EXERCISE DESCRIPTION: In the data below, find every line with the string "chọn" and pull it out.
════════════════
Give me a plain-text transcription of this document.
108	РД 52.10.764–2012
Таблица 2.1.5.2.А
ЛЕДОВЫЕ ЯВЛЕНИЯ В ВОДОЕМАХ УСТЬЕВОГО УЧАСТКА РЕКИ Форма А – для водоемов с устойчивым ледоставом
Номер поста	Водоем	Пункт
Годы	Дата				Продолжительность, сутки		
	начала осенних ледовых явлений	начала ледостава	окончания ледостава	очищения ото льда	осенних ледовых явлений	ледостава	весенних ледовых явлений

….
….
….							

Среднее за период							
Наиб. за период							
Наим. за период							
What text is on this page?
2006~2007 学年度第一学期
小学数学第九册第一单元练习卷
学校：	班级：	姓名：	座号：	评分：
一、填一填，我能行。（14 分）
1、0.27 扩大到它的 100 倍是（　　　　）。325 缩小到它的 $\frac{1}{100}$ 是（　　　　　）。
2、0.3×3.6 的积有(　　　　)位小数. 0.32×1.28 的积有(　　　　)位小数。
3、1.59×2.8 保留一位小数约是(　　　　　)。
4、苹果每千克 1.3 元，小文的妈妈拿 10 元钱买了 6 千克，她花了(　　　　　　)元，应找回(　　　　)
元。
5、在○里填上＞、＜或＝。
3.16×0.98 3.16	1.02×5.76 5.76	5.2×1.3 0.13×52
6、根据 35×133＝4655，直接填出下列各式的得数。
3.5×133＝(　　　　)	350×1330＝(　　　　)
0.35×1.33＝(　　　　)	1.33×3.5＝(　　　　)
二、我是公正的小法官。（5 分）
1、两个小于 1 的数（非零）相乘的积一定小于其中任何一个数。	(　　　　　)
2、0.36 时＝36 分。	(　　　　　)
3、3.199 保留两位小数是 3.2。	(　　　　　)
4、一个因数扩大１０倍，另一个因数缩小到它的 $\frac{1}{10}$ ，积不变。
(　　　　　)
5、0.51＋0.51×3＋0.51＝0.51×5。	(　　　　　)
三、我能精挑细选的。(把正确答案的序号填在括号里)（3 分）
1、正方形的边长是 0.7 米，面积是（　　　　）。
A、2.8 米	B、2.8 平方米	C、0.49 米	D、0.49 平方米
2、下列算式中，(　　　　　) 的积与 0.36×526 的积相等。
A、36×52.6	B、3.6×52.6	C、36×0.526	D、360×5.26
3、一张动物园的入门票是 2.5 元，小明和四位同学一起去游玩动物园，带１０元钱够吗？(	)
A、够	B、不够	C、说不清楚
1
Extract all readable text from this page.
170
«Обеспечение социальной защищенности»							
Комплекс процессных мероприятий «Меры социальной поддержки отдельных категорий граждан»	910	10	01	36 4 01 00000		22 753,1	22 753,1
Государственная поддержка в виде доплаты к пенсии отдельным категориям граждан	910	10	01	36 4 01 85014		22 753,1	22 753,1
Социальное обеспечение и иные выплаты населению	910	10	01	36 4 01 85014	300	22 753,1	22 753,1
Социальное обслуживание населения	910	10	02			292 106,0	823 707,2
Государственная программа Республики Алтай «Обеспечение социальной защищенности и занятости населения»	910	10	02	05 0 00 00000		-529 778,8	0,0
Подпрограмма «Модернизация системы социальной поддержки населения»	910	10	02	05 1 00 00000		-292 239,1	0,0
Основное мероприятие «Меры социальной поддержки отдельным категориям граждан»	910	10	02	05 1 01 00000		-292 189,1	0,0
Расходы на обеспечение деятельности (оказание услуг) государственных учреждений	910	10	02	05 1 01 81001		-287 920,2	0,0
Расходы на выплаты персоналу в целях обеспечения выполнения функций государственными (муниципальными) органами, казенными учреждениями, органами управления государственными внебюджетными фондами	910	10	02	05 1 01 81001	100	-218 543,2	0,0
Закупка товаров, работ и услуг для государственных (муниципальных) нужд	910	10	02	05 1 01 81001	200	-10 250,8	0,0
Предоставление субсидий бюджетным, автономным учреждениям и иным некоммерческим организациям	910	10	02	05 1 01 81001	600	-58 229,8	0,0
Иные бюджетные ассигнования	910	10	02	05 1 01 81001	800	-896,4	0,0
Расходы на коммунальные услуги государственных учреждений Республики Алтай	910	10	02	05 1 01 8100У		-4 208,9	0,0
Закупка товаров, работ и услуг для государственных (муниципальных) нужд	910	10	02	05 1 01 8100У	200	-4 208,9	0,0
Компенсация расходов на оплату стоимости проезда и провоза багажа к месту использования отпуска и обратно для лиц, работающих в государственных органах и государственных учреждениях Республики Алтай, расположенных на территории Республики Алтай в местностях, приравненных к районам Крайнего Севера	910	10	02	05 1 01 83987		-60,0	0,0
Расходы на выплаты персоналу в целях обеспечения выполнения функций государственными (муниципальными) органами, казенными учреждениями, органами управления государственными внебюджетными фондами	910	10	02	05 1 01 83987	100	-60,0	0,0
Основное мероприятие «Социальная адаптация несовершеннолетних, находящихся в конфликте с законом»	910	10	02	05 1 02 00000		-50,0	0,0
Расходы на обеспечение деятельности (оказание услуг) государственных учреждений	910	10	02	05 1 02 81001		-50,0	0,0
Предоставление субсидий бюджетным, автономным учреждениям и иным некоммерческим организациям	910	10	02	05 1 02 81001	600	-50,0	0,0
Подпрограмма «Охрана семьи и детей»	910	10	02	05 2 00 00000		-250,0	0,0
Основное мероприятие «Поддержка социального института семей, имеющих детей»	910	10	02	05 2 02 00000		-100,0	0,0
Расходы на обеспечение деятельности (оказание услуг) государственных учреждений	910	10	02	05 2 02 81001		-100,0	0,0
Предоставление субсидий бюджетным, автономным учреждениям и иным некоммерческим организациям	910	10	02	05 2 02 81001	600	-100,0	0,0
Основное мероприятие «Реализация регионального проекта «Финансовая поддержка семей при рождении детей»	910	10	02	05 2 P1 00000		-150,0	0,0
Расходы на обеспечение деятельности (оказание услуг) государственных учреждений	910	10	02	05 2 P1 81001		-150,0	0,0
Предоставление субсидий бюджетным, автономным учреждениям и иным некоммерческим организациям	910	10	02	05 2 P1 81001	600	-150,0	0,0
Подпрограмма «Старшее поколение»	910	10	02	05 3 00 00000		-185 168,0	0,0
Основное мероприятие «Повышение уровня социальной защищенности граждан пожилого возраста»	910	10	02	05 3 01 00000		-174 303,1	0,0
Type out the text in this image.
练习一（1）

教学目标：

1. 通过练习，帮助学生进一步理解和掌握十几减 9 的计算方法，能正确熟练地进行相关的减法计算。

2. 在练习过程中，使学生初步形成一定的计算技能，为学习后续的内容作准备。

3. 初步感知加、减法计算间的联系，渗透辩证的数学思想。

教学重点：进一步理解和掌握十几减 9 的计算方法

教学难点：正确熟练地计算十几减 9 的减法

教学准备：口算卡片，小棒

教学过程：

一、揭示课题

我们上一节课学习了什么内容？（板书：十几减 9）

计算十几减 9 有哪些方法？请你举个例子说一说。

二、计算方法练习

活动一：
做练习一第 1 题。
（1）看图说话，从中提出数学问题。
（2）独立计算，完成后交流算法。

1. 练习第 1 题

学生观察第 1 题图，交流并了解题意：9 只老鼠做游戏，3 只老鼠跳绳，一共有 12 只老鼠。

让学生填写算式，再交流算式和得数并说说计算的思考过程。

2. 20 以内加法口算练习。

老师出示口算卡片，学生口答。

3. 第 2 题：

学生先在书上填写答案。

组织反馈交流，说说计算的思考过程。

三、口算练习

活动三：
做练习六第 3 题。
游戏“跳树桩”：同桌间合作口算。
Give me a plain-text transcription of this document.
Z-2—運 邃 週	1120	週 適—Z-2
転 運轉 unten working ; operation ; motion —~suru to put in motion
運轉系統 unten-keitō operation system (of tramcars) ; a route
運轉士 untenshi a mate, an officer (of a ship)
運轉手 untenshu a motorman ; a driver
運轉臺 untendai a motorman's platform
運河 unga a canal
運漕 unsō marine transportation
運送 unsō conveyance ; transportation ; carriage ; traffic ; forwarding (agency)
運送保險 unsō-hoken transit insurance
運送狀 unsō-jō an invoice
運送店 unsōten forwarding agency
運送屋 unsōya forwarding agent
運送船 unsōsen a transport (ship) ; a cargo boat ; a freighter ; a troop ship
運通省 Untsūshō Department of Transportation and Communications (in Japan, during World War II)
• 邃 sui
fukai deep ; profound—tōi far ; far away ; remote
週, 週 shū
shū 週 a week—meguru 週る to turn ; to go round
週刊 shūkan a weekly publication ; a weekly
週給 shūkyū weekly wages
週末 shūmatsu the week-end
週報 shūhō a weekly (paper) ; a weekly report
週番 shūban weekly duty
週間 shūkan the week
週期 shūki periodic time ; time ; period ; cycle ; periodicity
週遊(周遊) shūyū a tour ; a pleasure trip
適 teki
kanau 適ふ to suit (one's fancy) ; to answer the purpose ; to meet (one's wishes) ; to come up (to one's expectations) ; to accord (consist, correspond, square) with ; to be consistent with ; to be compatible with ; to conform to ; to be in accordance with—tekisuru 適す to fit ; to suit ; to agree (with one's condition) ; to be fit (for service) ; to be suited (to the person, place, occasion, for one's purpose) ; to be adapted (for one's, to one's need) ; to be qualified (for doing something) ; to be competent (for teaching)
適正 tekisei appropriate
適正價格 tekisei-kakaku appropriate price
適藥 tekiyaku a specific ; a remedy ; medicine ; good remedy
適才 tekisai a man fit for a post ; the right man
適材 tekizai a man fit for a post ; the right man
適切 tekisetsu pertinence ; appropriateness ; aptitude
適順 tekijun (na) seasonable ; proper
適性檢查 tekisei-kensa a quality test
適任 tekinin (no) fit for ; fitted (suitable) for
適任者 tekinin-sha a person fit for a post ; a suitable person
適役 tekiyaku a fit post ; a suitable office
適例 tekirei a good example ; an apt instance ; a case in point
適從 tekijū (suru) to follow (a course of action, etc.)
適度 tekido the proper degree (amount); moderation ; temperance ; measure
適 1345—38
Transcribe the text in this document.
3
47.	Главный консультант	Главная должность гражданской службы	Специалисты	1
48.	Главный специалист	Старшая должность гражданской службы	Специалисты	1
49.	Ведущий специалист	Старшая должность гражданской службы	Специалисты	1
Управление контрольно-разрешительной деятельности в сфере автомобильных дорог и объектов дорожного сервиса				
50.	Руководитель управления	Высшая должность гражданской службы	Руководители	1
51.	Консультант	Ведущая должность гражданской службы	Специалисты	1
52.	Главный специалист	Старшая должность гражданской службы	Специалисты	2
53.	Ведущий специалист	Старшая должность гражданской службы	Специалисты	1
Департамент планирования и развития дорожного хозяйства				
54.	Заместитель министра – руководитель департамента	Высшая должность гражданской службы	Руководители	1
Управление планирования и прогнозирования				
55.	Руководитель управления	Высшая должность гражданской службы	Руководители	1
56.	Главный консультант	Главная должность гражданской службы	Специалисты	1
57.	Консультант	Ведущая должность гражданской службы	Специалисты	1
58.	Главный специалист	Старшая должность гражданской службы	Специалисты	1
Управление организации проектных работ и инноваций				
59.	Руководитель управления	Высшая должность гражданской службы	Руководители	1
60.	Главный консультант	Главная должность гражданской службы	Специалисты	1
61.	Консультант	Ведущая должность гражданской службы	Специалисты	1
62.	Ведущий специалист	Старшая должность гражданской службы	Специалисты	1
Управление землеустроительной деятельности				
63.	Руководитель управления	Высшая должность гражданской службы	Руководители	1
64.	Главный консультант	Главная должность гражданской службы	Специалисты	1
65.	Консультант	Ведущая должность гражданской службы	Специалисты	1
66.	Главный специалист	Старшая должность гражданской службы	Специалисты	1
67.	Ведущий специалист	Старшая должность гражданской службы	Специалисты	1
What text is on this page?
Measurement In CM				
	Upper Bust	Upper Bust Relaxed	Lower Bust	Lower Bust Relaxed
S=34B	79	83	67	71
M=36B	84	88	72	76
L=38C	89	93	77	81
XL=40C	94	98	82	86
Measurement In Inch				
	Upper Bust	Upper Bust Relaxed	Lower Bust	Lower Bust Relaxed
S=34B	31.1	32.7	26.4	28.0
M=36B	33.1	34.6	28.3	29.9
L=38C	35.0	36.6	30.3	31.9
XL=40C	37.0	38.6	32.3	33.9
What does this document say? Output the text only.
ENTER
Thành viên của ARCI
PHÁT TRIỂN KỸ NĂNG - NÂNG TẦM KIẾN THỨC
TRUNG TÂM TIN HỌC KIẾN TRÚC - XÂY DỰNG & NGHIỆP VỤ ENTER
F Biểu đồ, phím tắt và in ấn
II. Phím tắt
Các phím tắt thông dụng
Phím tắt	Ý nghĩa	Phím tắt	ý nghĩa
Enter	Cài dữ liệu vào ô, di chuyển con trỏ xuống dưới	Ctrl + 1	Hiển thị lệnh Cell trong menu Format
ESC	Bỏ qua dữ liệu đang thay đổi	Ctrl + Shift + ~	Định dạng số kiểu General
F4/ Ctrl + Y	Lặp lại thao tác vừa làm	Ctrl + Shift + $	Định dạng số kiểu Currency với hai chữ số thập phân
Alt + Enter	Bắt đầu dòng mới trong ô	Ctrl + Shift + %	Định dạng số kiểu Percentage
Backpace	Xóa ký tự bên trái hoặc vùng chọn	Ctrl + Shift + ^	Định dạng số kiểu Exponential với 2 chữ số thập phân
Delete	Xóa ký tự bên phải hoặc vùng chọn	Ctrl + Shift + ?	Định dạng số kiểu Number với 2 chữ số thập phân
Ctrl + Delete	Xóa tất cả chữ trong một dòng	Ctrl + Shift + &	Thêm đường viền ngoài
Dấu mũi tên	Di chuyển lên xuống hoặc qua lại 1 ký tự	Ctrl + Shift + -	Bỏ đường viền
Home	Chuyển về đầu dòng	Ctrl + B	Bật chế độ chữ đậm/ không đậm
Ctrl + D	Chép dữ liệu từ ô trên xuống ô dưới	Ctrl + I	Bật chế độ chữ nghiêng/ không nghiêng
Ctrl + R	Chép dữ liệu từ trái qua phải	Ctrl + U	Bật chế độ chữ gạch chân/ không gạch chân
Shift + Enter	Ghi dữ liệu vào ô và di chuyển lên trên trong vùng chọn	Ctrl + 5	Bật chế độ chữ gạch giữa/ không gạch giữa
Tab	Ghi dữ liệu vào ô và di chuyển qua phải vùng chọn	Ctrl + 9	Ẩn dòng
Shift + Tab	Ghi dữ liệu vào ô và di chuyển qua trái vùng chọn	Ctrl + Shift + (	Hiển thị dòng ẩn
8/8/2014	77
════════════════
TASK ANSWER:
Backpace	Xóa ký tự bên trái hoặc vùng chọn	Ctrl + Shift + ^	Định dạng số kiểu Exponential với 2 chữ số thập phân
Delete	Xóa ký tự bên phải hoặc vùng chọn	Ctrl + Shift + ?	Định dạng số kiểu Number với 2 chữ số thập phân
Shift + Enter	Ghi dữ liệu vào ô và di chuyển lên trên trong vùng chọn	Ctrl + 5	Bật chế độ chữ gạch giữa/ không gạch giữa
Tab	Ghi dữ liệu vào ô và di chuyển qua phải vùng chọn	Ctrl + 9	Ẩn dòng
Shift + Tab	Ghi dữ liệu vào ô và di chuyển qua trái vùng chọn	Ctrl + Shift + (	Hiển thị dòng ẩn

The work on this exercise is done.